Records for this exercise:
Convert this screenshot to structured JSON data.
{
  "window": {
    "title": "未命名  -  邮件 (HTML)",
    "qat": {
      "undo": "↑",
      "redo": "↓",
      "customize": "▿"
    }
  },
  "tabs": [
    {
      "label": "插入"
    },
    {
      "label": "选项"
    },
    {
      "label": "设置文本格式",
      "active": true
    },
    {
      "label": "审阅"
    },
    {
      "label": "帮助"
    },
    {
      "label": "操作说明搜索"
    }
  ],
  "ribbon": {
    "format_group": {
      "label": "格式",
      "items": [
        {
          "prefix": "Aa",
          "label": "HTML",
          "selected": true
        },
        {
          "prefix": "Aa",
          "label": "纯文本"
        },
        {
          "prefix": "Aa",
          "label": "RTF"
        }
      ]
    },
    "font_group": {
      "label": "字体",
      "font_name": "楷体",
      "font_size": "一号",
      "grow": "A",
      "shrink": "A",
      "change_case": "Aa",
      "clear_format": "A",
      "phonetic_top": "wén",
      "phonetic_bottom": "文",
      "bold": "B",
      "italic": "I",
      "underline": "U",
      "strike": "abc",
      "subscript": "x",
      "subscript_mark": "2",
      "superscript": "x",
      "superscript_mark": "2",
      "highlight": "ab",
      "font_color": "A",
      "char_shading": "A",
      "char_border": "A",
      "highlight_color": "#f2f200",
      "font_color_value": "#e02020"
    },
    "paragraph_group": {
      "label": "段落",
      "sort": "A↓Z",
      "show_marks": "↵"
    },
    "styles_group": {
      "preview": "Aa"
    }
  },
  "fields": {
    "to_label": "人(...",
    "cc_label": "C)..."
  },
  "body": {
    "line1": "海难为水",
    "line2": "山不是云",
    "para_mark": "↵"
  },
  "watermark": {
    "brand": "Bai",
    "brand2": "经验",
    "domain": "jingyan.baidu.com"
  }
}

Request: Output the records above in their entirety, exactly.

Solution for this task:
Convert this screenshot to structured JSON data.
{
  "window": {
    "title": "未命名  -  邮件 (HTML)",
    "qat": {
      "undo": "↑",
      "redo": "↓",
      "customize": "▿"
    }
  },
  "tabs": [
    {
      "label": "插入"
    },
    {
      "label": "选项"
    },
    {
      "label": "设置文本格式",
      "active": true
    },
    {
      "label": "审阅"
    },
    {
      "label": "帮助"
    },
    {
      "label": "操作说明搜索"
    }
  ],
  "ribbon": {
    "format_group": {
      "label": "格式",
      "items": [
        {
          "prefix": "Aa",
          "label": "HTML",
          "selected": true
        },
        {
          "prefix": "Aa",
          "label": "纯文本"
        },
        {
          "prefix": "Aa",
          "label": "RTF"
        }
      ]
    },
    "font_group": {
      "label": "字体",
      "font_name": "楷体",
      "font_size": "一号",
      "grow": "A",
      "shrink": "A",
      "change_case": "Aa",
      "clear_format": "A",
      "phonetic_top": "wén",
      "phonetic_bottom": "文",
      "bold": "B",
      "italic": "I",
      "underline": "U",
      "strike": "abc",
      "subscript": "x",
      "subscript_mark": "2",
      "superscript": "x",
      "superscript_mark": "2",
      "highlight": "ab",
      "font_color": "A",
      "char_shading": "A",
      "char_border": "A",
      "highlight_color": "#f2f200",
      "font_color_value": "#e02020"
    },
    "paragraph_group": {
      "label": "段落",
      "sort": "A↓Z",
      "show_marks": "↵"
    },
    "styles_group": {
      "preview": "Aa"
    }
  },
  "fields": {
    "to_label": "人(...",
    "cc_label": "C)..."
  },
  "body": {
    "line1": "海难为水",
    "line2": "山不是云",
    "para_mark": "↵"
  },
  "watermark": {
    "brand": "Bai",
    "brand2": "经验",
    "domain": "jingyan.baidu.com"
  }
}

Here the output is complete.